# [Page excerpt]
- - - - - - -

I'm now better seeing Angel's argument about homunculus as daughter (which you now agree with -- or am I misreading everybody?) -- but I'm still thinking the image is -- mother trying to get to this place to regain a kind of footing, daughter considering that mental maneuver, daughter reflecting that it is not a maneuver that she would make (I can't return to you -- again, the you is the mother at that time, so I think your temporal reading and my (naive) reading are congruous --

-- so too the angry mirror. I love your reading of the daughter seeing her own image, but of course that self/other moment maps neatly onto a mother/daughter relationship.

And now I don't know who I'm copying, but the ending for me is the daughter being in the very place that she said she couldn't go "I can't return to you" proven false. So this mental space I will call "here"

Present mother -- not "here" but trying to get "here" -- or somewhere

Past mother -- "here"

Past and present daughter "here" and deeply disturbed by the experience because

1. The past was a distressing time

2. The present, revisiting of that past takes the daughter to a place she had not imagined she'd go

3. That occupation of past time, of memory, means that the daughter completes a motion that the mother's mind had been attempting but not reaching. (Am I pushing this idea too far -- a great deal for me rests on the phrase "at the mind's edge"? -- and the poster whose nic I can't remember (sorry!) identified something of a contradiction of being both in and not in, which I think is partly resolved by the overlapping narrations of past/present mother/daughter),

4. Thus, there is, as you pointed out, a kind of placement of the current daughter in the position of the present day mother, and thus a certain fear of taking the mother's role, perhaps as a mother, perhaps as a mind that is unsettled, probably both.

- - - - - - -

# [Directions]
• a. Reproduce the discussion post, beginning at the words "2. The present, revisiting" and stopping after "unsettled, probably both.".
• b. In the discussion post, which phrase does the writer say a great deal rests on?
The entries have no connection to the discussion post.

- - - - - - -

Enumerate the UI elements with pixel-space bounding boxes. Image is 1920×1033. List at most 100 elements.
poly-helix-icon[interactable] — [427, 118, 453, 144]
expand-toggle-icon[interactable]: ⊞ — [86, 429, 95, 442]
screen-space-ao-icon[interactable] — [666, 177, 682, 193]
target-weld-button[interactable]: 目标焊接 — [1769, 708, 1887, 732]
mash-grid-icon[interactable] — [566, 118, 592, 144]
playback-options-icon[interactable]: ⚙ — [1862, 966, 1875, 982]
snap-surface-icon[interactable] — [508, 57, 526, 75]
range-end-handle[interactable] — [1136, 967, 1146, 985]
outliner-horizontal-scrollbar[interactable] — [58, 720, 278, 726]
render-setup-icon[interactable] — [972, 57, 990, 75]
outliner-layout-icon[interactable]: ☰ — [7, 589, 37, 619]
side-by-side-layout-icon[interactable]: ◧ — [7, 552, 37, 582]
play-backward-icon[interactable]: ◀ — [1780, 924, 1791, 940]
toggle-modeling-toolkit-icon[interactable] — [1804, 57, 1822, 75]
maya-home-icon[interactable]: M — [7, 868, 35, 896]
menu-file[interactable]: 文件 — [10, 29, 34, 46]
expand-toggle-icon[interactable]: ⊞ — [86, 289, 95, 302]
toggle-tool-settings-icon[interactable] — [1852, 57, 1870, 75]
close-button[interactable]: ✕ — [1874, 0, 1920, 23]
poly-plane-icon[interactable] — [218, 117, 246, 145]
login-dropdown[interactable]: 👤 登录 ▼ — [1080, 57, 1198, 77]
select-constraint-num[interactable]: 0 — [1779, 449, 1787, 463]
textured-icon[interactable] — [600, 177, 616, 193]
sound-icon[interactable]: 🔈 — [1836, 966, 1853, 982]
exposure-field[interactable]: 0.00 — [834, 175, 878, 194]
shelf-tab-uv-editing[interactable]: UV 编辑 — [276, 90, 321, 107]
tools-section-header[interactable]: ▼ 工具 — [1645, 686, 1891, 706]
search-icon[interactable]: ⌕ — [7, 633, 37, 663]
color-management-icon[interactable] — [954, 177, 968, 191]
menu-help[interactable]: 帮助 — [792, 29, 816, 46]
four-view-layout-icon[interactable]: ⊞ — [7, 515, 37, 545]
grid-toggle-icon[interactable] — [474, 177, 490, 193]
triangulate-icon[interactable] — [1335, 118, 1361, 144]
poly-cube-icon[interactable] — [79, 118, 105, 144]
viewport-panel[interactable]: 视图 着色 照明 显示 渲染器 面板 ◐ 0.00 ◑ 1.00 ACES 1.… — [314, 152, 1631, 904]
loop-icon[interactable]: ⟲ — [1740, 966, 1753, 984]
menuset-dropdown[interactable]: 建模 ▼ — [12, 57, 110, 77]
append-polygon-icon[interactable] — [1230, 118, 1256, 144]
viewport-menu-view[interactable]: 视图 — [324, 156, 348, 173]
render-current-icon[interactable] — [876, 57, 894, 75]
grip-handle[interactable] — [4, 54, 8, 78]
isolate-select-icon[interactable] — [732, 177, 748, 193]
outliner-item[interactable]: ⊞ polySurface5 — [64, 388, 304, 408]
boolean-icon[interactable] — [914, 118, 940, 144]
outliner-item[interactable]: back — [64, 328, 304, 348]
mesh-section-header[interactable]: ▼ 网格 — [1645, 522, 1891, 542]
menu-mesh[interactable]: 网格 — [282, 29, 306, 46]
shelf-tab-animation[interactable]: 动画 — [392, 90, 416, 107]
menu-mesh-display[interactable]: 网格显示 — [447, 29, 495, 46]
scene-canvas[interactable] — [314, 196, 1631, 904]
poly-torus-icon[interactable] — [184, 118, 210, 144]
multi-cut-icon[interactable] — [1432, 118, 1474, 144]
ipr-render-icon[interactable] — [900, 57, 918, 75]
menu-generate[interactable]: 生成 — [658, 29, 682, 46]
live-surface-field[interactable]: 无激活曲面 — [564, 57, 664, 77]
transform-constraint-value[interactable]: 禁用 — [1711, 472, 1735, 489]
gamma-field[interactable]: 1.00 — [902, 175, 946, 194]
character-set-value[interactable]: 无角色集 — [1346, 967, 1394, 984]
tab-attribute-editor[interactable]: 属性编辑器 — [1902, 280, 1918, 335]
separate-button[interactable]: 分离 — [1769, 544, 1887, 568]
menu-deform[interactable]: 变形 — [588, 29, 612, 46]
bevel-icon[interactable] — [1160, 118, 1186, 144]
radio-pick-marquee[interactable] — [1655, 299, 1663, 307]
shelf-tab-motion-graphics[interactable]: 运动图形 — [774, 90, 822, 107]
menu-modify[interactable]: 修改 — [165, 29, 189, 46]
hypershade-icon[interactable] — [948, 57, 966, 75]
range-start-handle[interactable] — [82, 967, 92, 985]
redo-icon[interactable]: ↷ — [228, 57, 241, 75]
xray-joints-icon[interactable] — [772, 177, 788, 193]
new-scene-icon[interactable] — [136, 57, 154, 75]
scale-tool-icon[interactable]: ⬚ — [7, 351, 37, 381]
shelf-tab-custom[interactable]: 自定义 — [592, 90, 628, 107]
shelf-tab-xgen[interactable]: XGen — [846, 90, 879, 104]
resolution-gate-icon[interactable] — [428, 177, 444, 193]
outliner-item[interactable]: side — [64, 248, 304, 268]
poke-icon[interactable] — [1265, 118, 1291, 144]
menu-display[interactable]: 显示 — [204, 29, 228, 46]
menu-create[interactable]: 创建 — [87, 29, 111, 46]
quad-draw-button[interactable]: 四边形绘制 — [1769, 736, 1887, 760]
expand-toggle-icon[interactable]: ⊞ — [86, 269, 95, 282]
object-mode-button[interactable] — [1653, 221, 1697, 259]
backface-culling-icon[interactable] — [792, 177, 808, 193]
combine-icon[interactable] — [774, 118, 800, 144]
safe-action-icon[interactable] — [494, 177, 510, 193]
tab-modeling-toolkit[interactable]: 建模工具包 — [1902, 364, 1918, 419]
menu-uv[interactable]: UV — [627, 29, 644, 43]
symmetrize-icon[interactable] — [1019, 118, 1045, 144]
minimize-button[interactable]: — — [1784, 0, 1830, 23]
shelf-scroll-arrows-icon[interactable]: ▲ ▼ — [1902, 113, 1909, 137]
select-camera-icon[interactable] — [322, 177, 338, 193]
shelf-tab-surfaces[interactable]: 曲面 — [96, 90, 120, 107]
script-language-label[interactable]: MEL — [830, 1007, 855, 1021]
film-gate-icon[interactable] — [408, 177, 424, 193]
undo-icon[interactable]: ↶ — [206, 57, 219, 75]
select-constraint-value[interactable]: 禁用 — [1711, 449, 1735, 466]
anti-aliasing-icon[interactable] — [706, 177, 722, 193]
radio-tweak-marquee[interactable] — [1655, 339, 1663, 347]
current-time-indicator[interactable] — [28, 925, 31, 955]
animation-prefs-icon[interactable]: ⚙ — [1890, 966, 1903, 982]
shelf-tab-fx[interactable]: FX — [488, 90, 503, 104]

- - - - - - -

# [Exercise solutions]
• a.
2. The present, revisiting of that past takes the daughter to a place she had not imagined she'd go

3. That occupation of past time, of memory, means that the daughter completes a motion that the mother's mind had been attempting but not reaching. (Am I pushing this idea too far -- a great deal for me rests on the phrase "at the mind's edge"? -- and the poster whose nic I can't remember (sorry!) identified something of a contradiction of being both in and not in, which I think is partly resolved by the overlapping narrations of past/present mother/daughter),

4. Thus, there is, as you pointed out, a kind of placement of the current daughter in the position of the present day mother, and thus a certain fear of taking the mother's role, perhaps as a mother, perhaps as a mind that is unsettled, probably both.

• b. "at the mind's edge"